— Given data —
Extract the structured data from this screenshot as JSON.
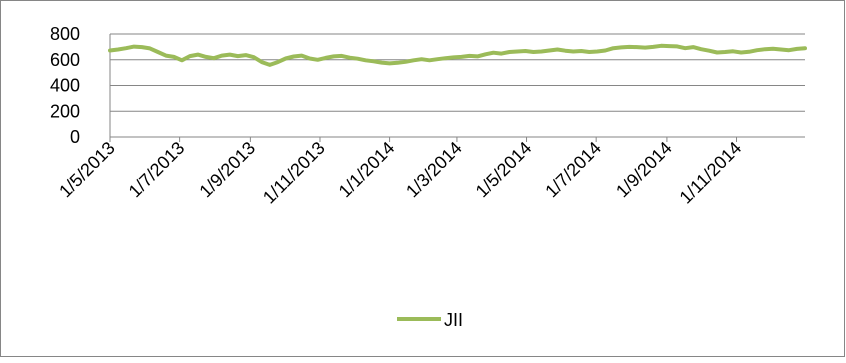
{
  "chart_data": {
    "type": "line",
    "title": "",
    "xlabel": "",
    "ylabel": "",
    "ylim": [
      0,
      800
    ],
    "yticks": [
      "0",
      "200",
      "400",
      "600",
      "800"
    ],
    "xlim": [
      "2013-05-01",
      "2014-12-31"
    ],
    "xtick_labels": [
      "1/5/2013",
      "1/7/2013",
      "1/9/2013",
      "1/11/2013",
      "1/1/2014",
      "1/3/2014",
      "1/5/2014",
      "1/7/2014",
      "1/9/2014",
      "1/11/2014"
    ],
    "xtick_dates": [
      "2013-05-01",
      "2013-07-01",
      "2013-09-01",
      "2013-11-01",
      "2014-01-01",
      "2014-03-01",
      "2014-05-01",
      "2014-07-01",
      "2014-09-01",
      "2014-11-01"
    ],
    "grid": true,
    "legend_position": "bottom",
    "series": [
      {
        "name": "JII",
        "color": "#9bbb59",
        "x": [
          "2013-05-01",
          "2013-05-08",
          "2013-05-15",
          "2013-05-22",
          "2013-05-29",
          "2013-06-05",
          "2013-06-12",
          "2013-06-19",
          "2013-06-26",
          "2013-07-03",
          "2013-07-10",
          "2013-07-17",
          "2013-07-24",
          "2013-07-31",
          "2013-08-07",
          "2013-08-14",
          "2013-08-21",
          "2013-08-28",
          "2013-09-04",
          "2013-09-11",
          "2013-09-18",
          "2013-09-25",
          "2013-10-02",
          "2013-10-09",
          "2013-10-16",
          "2013-10-23",
          "2013-10-30",
          "2013-11-06",
          "2013-11-13",
          "2013-11-20",
          "2013-11-27",
          "2013-12-04",
          "2013-12-11",
          "2013-12-18",
          "2013-12-25",
          "2014-01-01",
          "2014-01-08",
          "2014-01-15",
          "2014-01-22",
          "2014-01-29",
          "2014-02-05",
          "2014-02-12",
          "2014-02-19",
          "2014-02-26",
          "2014-03-05",
          "2014-03-12",
          "2014-03-19",
          "2014-03-26",
          "2014-04-02",
          "2014-04-09",
          "2014-04-16",
          "2014-04-23",
          "2014-04-30",
          "2014-05-07",
          "2014-05-14",
          "2014-05-21",
          "2014-05-28",
          "2014-06-04",
          "2014-06-11",
          "2014-06-18",
          "2014-06-25",
          "2014-07-02",
          "2014-07-09",
          "2014-07-16",
          "2014-07-23",
          "2014-07-30",
          "2014-08-06",
          "2014-08-13",
          "2014-08-20",
          "2014-08-27",
          "2014-09-03",
          "2014-09-10",
          "2014-09-17",
          "2014-09-24",
          "2014-10-01",
          "2014-10-08",
          "2014-10-15",
          "2014-10-22",
          "2014-10-29",
          "2014-11-05",
          "2014-11-12",
          "2014-11-19",
          "2014-11-26",
          "2014-12-03",
          "2014-12-10",
          "2014-12-17",
          "2014-12-24",
          "2014-12-31"
        ],
        "values": [
          672,
          680,
          690,
          702,
          698,
          688,
          660,
          632,
          622,
          596,
          628,
          640,
          622,
          612,
          632,
          640,
          628,
          636,
          620,
          582,
          560,
          582,
          610,
          625,
          632,
          610,
          600,
          614,
          626,
          630,
          616,
          608,
          596,
          588,
          578,
          572,
          576,
          584,
          596,
          604,
          596,
          604,
          612,
          618,
          622,
          630,
          626,
          642,
          655,
          648,
          660,
          664,
          668,
          660,
          664,
          672,
          680,
          670,
          664,
          668,
          660,
          664,
          672,
          690,
          696,
          700,
          698,
          694,
          700,
          708,
          706,
          704,
          690,
          698,
          682,
          670,
          656,
          660,
          666,
          656,
          662,
          674,
          682,
          686,
          680,
          674,
          684,
          690
        ]
      }
    ]
  }
}
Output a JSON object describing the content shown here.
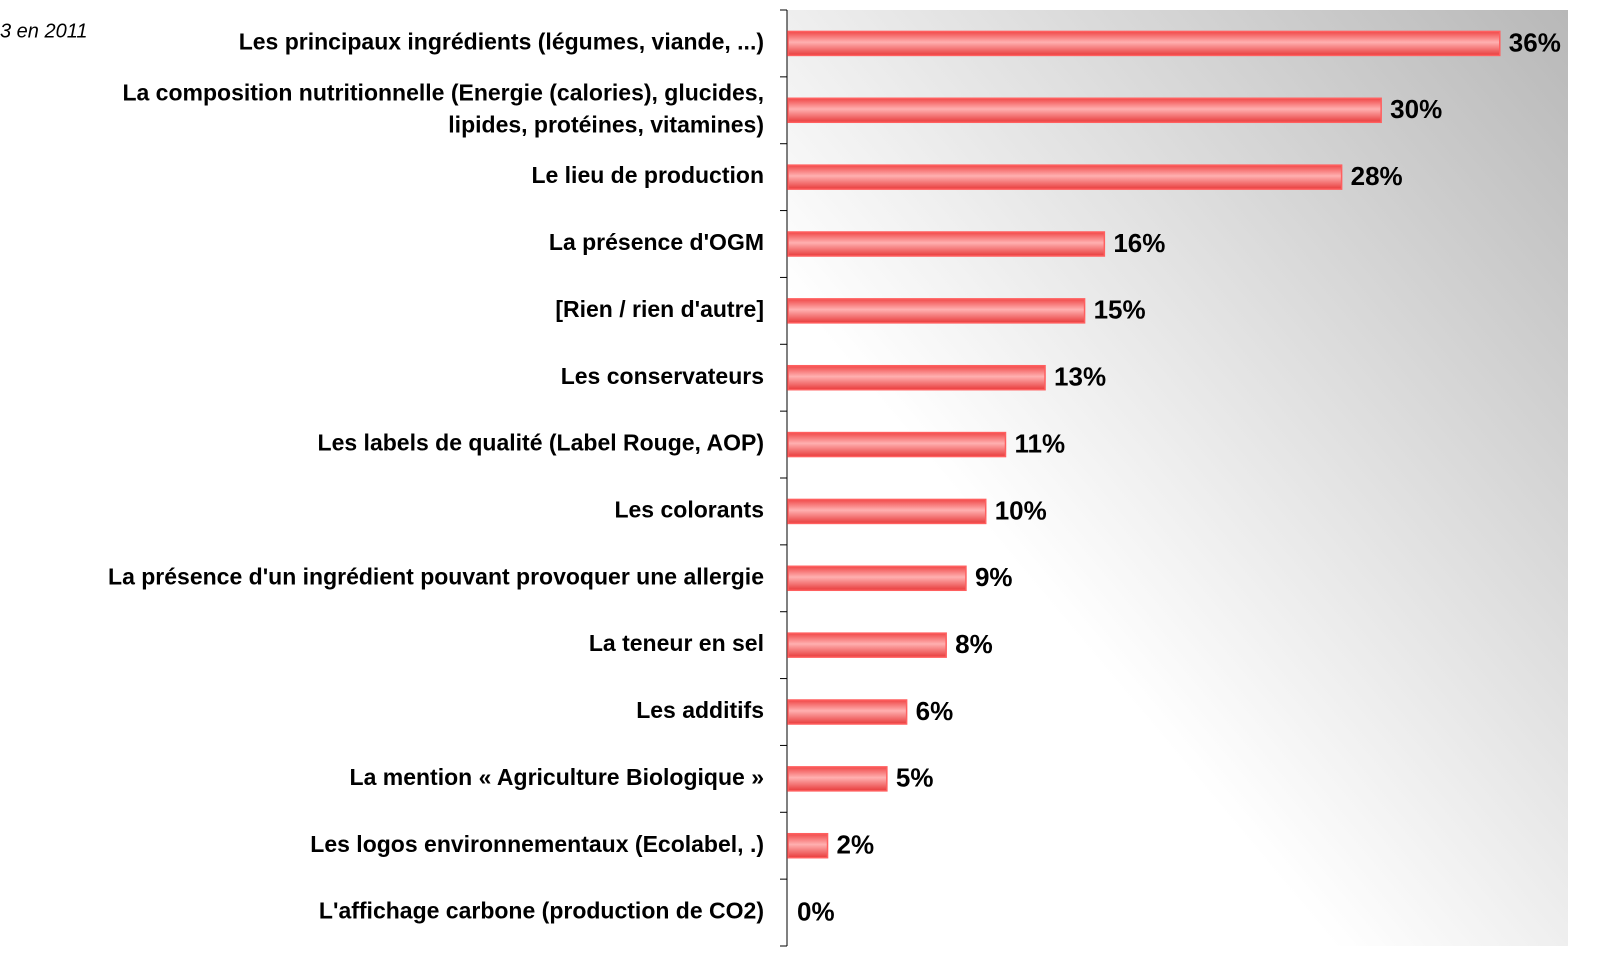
{
  "chart_data": {
    "type": "bar",
    "orientation": "horizontal",
    "annotation": "3  en 2011",
    "categories": [
      "Les principaux ingrédients (légumes, viande, ...)",
      "La composition nutritionnelle (Energie (calories), glucides,\nlipides, protéines, vitamines)",
      "Le lieu de production",
      "La présence d'OGM",
      "[Rien / rien d'autre]",
      "Les conservateurs",
      "Les labels de qualité (Label Rouge, AOP)",
      "Les colorants",
      "La présence d'un ingrédient pouvant provoquer une allergie",
      "La teneur en sel",
      "Les additifs",
      "La mention « Agriculture Biologique »",
      "Les logos environnementaux (Ecolabel, .)",
      "L'affichage carbone (production de CO2)"
    ],
    "values": [
      36,
      30,
      28,
      16,
      15,
      13,
      11,
      10,
      9,
      8,
      6,
      5,
      2,
      0
    ],
    "value_labels": [
      "36%",
      "30%",
      "28%",
      "16%",
      "15%",
      "13%",
      "11%",
      "10%",
      "9%",
      "8%",
      "6%",
      "5%",
      "2%",
      "0%"
    ],
    "color": "#ff5f5f",
    "xlim": [
      0,
      39.5
    ]
  }
}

— Your objective —
Identify and copy all lines with the word "production".

— The response —
      "Le lieu de production",
      "L'affichage carbone (production de CO2)"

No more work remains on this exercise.